_Exercise instructions_.
Your task is to transcribe all of the data below exactly, omitting the images.

_Record excerpts_.
/---

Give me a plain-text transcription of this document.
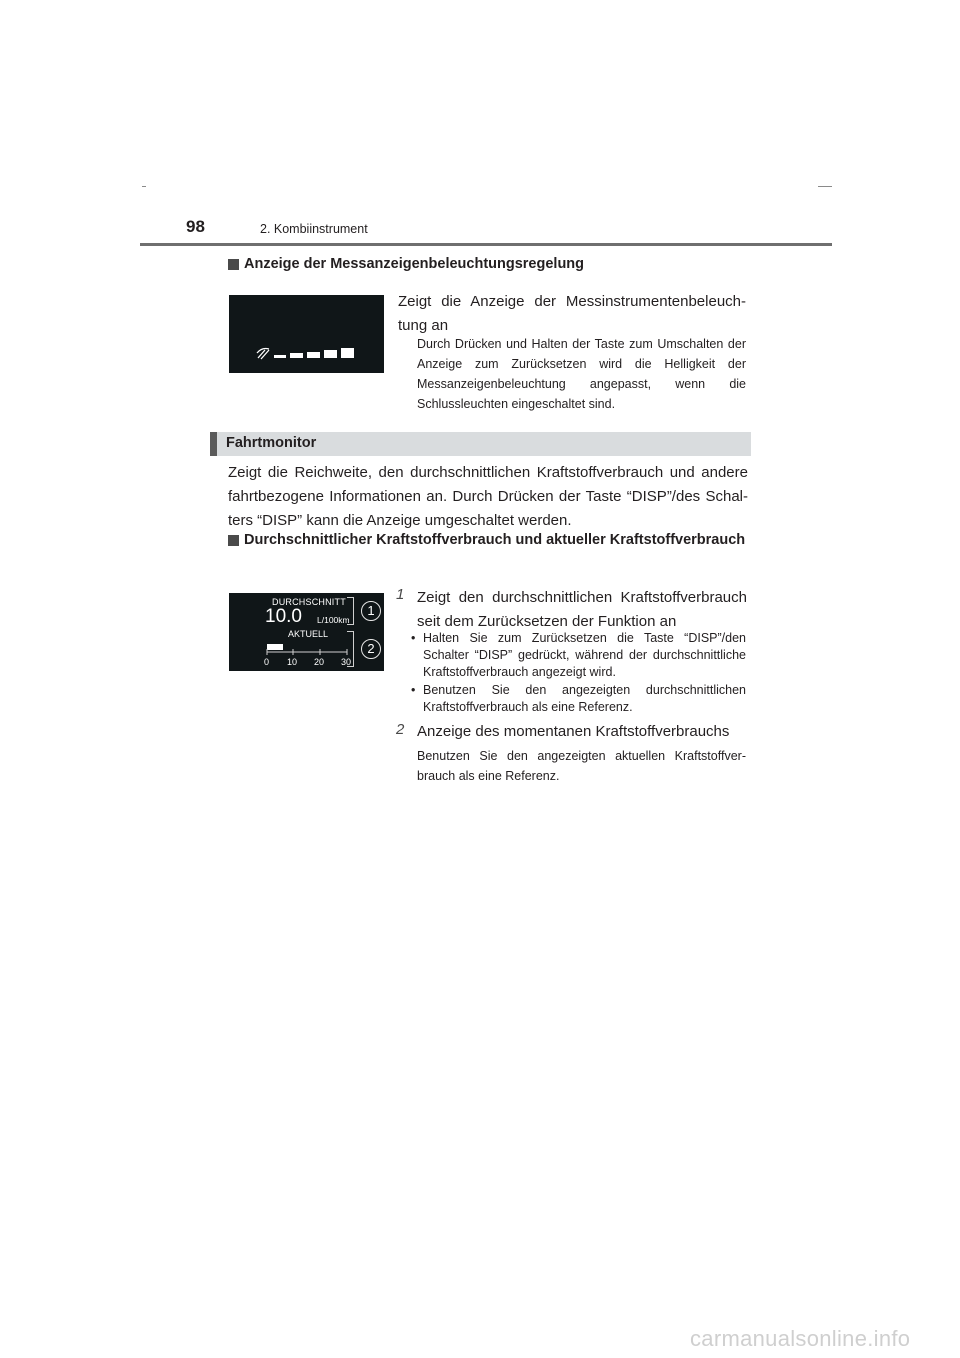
98	2. Kombiinstrument
Anzeige der Messanzeigenbeleuchtungsregelung
Zeigt die Anzeige der Messinstrumentenbeleuchtung an
Durch Drücken und Halten der Taste zum Umschalten der Anzeige zum Zurücksetzen wird die Helligkeit der Messanzeigenbeleuchtung angepasst, wenn die Schlussleuchten eingeschaltet sind.
Fahrtmonitor
Zeigt die Reichweite, den durchschnittlichen Kraftstoffverbrauch und andere fahrtbezogene Informationen an. Durch Drücken der Taste “DISP”/des Schalters “DISP” kann die Anzeige umgeschaltet werden.
Durchschnittlicher Kraftstoffverbrauch und aktueller Kraftstoffverbrauch
DURCHSCHNITT
10.0 L/100km
AKTUELL
0 10 20 30
1
2
1 Zeigt den durchschnittlichen Kraftstoffverbrauch seit dem Zurücksetzen der Funktion an
• Halten Sie zum Zurücksetzen die Taste “DISP”/den Schalter “DISP” gedrückt, während der durchschnittliche Kraftstoffverbrauch angezeigt wird.
• Benutzen Sie den angezeigten durchschnittlichen Kraftstoffverbrauch als eine Referenz.
2 Anzeige des momentanen Kraftstoffverbrauchs
Benutzen Sie den angezeigten aktuellen Kraftstoffverbrauch als eine Referenz.
carmanualsonline.info
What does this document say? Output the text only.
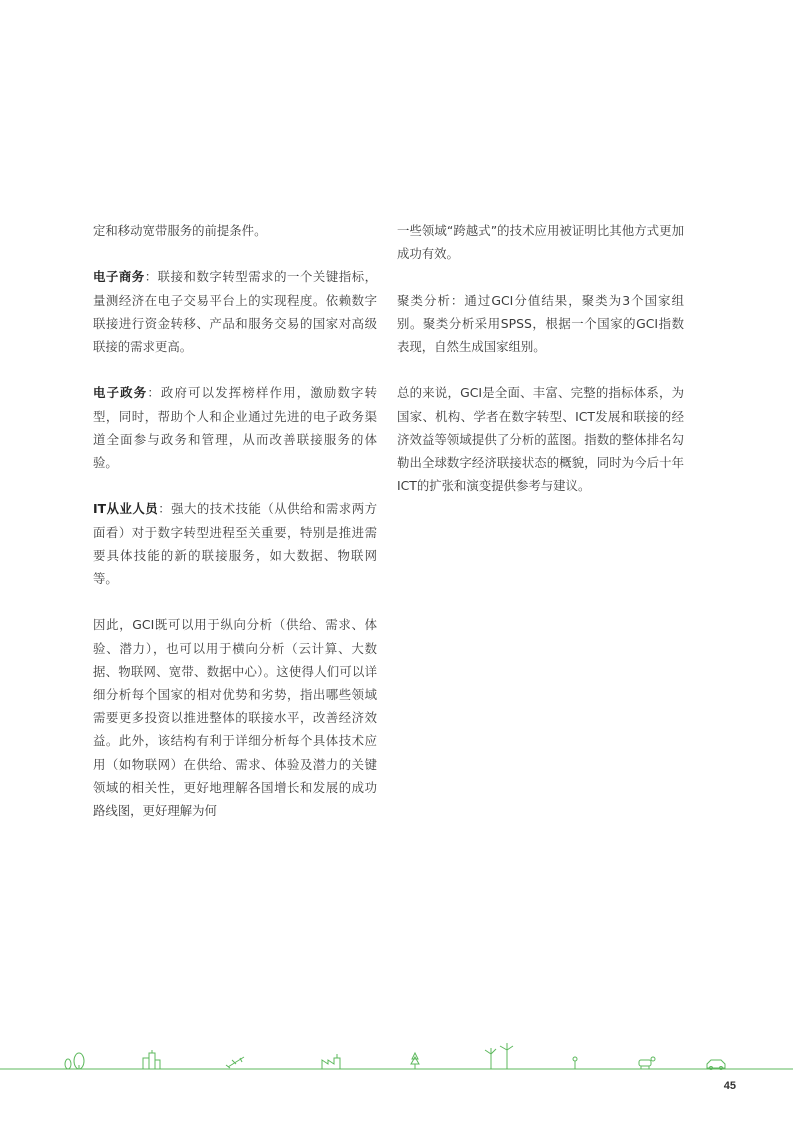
定和移动宽带服务的前提条件。

电子商务：联接和数字转型需求的一个关键指标，量测经济在电子交易平台上的实现程度。依赖数字联接进行资金转移、产品和服务交易的国家对高级联接的需求更高。

电子政务：政府可以发挥榜样作用，激励数字转型，同时，帮助个人和企业通过先进的电子政务渠道全面参与政务和管理，从而改善联接服务的体验。

IT从业人员：强大的技术技能（从供给和需求两方面看）对于数字转型进程至关重要，特别是推进需要具体技能的新的联接服务，如大数据、物联网等。

因此，GCI既可以用于纵向分析（供给、需求、体验、潜力），也可以用于横向分析（云计算、大数据、物联网、宽带、数据中心）。这使得人们可以详细分析每个国家的相对优势和劣势，指出哪些领域需要更多投资以推进整体的联接水平，改善经济效益。此外，该结构有利于详细分析每个具体技术应用（如物联网）在供给、需求、体验及潜力的关键领域的相关性，更好地理解各国增长和发展的成功路线图，更好理解为何

一些领域“跨越式”的技术应用被证明比其他方式更加成功有效。

聚类分析：通过GCI分值结果，聚类为3个国家组别。聚类分析采用SPSS，根据一个国家的GCI指数表现，自然生成国家组别。

总的来说，GCI是全面、丰富、完整的指标体系，为国家、机构、学者在数字转型、ICT发展和联接的经济效益等领域提供了分析的蓝图。指数的整体排名勾勒出全球数字经济联接状态的概貌，同时为今后十年ICT的扩张和演变提供参考与建议。

45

\---

_The completed task_.
Give me a plain-text transcription of this document.
98	2. Kombiinstrument
Anzeige der Messanzeigenbeleuchtungsregelung
Zeigt die Anzeige der Messinstrumentenbeleuchtung an
Durch Drücken und Halten der Taste zum Umschalten der Anzeige zum Zurücksetzen wird die Helligkeit der Messanzeigenbeleuchtung angepasst, wenn die Schlussleuchten eingeschaltet sind.
Fahrtmonitor
Zeigt die Reichweite, den durchschnittlichen Kraftstoffverbrauch und andere fahrtbezogene Informationen an. Durch Drücken der Taste “DISP”/des Schalters “DISP” kann die Anzeige umgeschaltet werden.
Durchschnittlicher Kraftstoffverbrauch und aktueller Kraftstoffverbrauch
DURCHSCHNITT
10.0 L/100km
AKTUELL
0 10 20 30
1
2
1 Zeigt den durchschnittlichen Kraftstoffverbrauch seit dem Zurücksetzen der Funktion an
• Halten Sie zum Zurücksetzen die Taste “DISP”/den Schalter “DISP” gedrückt, während der durchschnittliche Kraftstoffverbrauch angezeigt wird.
• Benutzen Sie den angezeigten durchschnittlichen Kraftstoffverbrauch als eine Referenz.
2 Anzeige des momentanen Kraftstoffverbrauchs
Benutzen Sie den angezeigten aktuellen Kraftstoffverbrauch als eine Referenz.
carmanualsonline.info
What does this document say? Output the text only.
定和移动宽带服务的前提条件。

电子商务：联接和数字转型需求的一个关键指标，量测经济在电子交易平台上的实现程度。依赖数字联接进行资金转移、产品和服务交易的国家对高级联接的需求更高。

电子政务：政府可以发挥榜样作用，激励数字转型，同时，帮助个人和企业通过先进的电子政务渠道全面参与政务和管理，从而改善联接服务的体验。

IT从业人员：强大的技术技能（从供给和需求两方面看）对于数字转型进程至关重要，特别是推进需要具体技能的新的联接服务，如大数据、物联网等。

因此，GCI既可以用于纵向分析（供给、需求、体验、潜力），也可以用于横向分析（云计算、大数据、物联网、宽带、数据中心）。这使得人们可以详细分析每个国家的相对优势和劣势，指出哪些领域需要更多投资以推进整体的联接水平，改善经济效益。此外，该结构有利于详细分析每个具体技术应用（如物联网）在供给、需求、体验及潜力的关键领域的相关性，更好地理解各国增长和发展的成功路线图，更好理解为何

一些领域“跨越式”的技术应用被证明比其他方式更加成功有效。

聚类分析：通过GCI分值结果，聚类为3个国家组别。聚类分析采用SPSS，根据一个国家的GCI指数表现，自然生成国家组别。

总的来说，GCI是全面、丰富、完整的指标体系，为国家、机构、学者在数字转型、ICT发展和联接的经济效益等领域提供了分析的蓝图。指数的整体排名勾勒出全球数字经济联接状态的概貌，同时为今后十年ICT的扩张和演变提供参考与建议。

45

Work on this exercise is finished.